# Exercise:
Word for word, restate every line of the listing that follows.

# Given records:

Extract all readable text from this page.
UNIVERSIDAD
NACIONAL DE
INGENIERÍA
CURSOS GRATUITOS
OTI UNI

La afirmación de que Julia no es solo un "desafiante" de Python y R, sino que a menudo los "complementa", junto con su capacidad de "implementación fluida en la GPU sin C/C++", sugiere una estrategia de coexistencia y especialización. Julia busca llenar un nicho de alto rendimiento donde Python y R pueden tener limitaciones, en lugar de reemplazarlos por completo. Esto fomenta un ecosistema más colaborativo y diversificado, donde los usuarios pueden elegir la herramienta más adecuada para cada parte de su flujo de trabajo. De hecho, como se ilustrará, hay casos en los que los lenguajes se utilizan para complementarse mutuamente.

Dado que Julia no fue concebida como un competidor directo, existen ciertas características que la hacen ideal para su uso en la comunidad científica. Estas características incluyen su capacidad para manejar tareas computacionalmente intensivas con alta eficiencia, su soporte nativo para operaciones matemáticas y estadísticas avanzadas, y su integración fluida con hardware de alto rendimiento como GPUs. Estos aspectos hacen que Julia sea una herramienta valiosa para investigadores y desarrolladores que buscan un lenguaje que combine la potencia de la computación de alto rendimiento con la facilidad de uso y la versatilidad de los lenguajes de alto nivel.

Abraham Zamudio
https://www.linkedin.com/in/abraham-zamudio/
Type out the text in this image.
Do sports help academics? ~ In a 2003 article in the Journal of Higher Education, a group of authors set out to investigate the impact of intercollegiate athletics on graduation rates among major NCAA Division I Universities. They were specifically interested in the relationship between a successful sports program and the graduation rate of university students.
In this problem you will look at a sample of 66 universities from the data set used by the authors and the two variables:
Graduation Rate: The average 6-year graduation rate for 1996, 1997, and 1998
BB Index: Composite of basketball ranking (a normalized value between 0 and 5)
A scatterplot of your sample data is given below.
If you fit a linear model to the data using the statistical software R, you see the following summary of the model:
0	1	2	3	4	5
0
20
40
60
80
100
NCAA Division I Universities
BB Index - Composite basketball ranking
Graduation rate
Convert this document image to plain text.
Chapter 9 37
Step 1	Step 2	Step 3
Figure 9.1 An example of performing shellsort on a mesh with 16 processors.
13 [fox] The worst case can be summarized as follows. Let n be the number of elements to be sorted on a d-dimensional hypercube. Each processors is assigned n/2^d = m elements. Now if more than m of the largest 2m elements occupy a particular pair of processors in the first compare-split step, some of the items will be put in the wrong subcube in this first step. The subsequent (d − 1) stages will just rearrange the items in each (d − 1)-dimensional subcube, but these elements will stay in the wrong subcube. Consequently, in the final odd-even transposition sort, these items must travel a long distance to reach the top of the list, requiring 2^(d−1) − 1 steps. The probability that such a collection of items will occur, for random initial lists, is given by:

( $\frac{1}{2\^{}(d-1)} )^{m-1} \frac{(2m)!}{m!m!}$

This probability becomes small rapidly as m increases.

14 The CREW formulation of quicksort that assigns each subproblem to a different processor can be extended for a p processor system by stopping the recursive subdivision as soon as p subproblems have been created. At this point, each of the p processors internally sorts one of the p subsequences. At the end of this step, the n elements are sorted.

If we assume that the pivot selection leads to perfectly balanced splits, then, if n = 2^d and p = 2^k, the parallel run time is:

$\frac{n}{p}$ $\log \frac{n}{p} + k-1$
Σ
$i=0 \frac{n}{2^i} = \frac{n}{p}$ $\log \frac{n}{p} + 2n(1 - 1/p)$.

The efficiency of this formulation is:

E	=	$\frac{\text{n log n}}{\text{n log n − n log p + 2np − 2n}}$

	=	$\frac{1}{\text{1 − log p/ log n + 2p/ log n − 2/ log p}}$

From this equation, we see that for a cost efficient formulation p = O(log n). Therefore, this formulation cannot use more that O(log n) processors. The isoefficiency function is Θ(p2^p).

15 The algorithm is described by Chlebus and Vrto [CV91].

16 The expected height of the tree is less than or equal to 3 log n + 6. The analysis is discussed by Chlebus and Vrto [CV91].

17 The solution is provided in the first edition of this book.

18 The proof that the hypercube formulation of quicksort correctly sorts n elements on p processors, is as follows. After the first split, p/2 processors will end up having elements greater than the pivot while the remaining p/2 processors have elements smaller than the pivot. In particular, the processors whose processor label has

# Complete answer:
Extract all readable text from this page.
UNIVERSIDAD
NACIONAL DE
INGENIERÍA
CURSOS GRATUITOS
OTI UNI

La afirmación de que Julia no es solo un "desafiante" de Python y R, sino que a menudo los "complementa", junto con su capacidad de "implementación fluida en la GPU sin C/C++", sugiere una estrategia de coexistencia y especialización. Julia busca llenar un nicho de alto rendimiento donde Python y R pueden tener limitaciones, en lugar de reemplazarlos por completo. Esto fomenta un ecosistema más colaborativo y diversificado, donde los usuarios pueden elegir la herramienta más adecuada para cada parte de su flujo de trabajo. De hecho, como se ilustrará, hay casos en los que los lenguajes se utilizan para complementarse mutuamente.

Dado que Julia no fue concebida como un competidor directo, existen ciertas características que la hacen ideal para su uso en la comunidad científica. Estas características incluyen su capacidad para manejar tareas computacionalmente intensivas con alta eficiencia, su soporte nativo para operaciones matemáticas y estadísticas avanzadas, y su integración fluida con hardware de alto rendimiento como GPUs. Estos aspectos hacen que Julia sea una herramienta valiosa para investigadores y desarrolladores que buscan un lenguaje que combine la potencia de la computación de alto rendimiento con la facilidad de uso y la versatilidad de los lenguajes de alto nivel.

Abraham Zamudio
https://www.linkedin.com/in/abraham-zamudio/
Type out the text in this image.
Do sports help academics? ~ In a 2003 article in the Journal of Higher Education, a group of authors set out to investigate the impact of intercollegiate athletics on graduation rates among major NCAA Division I Universities. They were specifically interested in the relationship between a successful sports program and the graduation rate of university students.
In this problem you will look at a sample of 66 universities from the data set used by the authors and the two variables:
Graduation Rate: The average 6-year graduation rate for 1996, 1997, and 1998
BB Index: Composite of basketball ranking (a normalized value between 0 and 5)
A scatterplot of your sample data is given below.
If you fit a linear model to the data using the statistical software R, you see the following summary of the model:
0	1	2	3	4	5
0
20
40
60
80
100
NCAA Division I Universities
BB Index - Composite basketball ranking
Graduation rate
Convert this document image to plain text.
Chapter 9 37
Step 1	Step 2	Step 3
Figure 9.1 An example of performing shellsort on a mesh with 16 processors.
13 [fox] The worst case can be summarized as follows. Let n be the number of elements to be sorted on a d-dimensional hypercube. Each processors is assigned n/2^d = m elements. Now if more than m of the largest 2m elements occupy a particular pair of processors in the first compare-split step, some of the items will be put in the wrong subcube in this first step. The subsequent (d − 1) stages will just rearrange the items in each (d − 1)-dimensional subcube, but these elements will stay in the wrong subcube. Consequently, in the final odd-even transposition sort, these items must travel a long distance to reach the top of the list, requiring 2^(d−1) − 1 steps. The probability that such a collection of items will occur, for random initial lists, is given by:

( $\frac{1}{2\^{}(d-1)} )^{m-1} \frac{(2m)!}{m!m!}$

This probability becomes small rapidly as m increases.

14 The CREW formulation of quicksort that assigns each subproblem to a different processor can be extended for a p processor system by stopping the recursive subdivision as soon as p subproblems have been created. At this point, each of the p processors internally sorts one of the p subsequences. At the end of this step, the n elements are sorted.

If we assume that the pivot selection leads to perfectly balanced splits, then, if n = 2^d and p = 2^k, the parallel run time is:

$\frac{n}{p}$ $\log \frac{n}{p} + k-1$
Σ
$i=0 \frac{n}{2^i} = \frac{n}{p}$ $\log \frac{n}{p} + 2n(1 - 1/p)$.

The efficiency of this formulation is:

E	=	$\frac{\text{n log n}}{\text{n log n − n log p + 2np − 2n}}$

	=	$\frac{1}{\text{1 − log p/ log n + 2p/ log n − 2/ log p}}$

From this equation, we see that for a cost efficient formulation p = O(log n). Therefore, this formulation cannot use more that O(log n) processors. The isoefficiency function is Θ(p2^p).

15 The algorithm is described by Chlebus and Vrto [CV91].

16 The expected height of the tree is less than or equal to 3 log n + 6. The analysis is discussed by Chlebus and Vrto [CV91].

17 The solution is provided in the first edition of this book.

18 The proof that the hypercube formulation of quicksort correctly sorts n elements on p processors, is as follows. After the first split, p/2 processors will end up having elements greater than the pivot while the remaining p/2 processors have elements smaller than the pivot. In particular, the processors whose processor label has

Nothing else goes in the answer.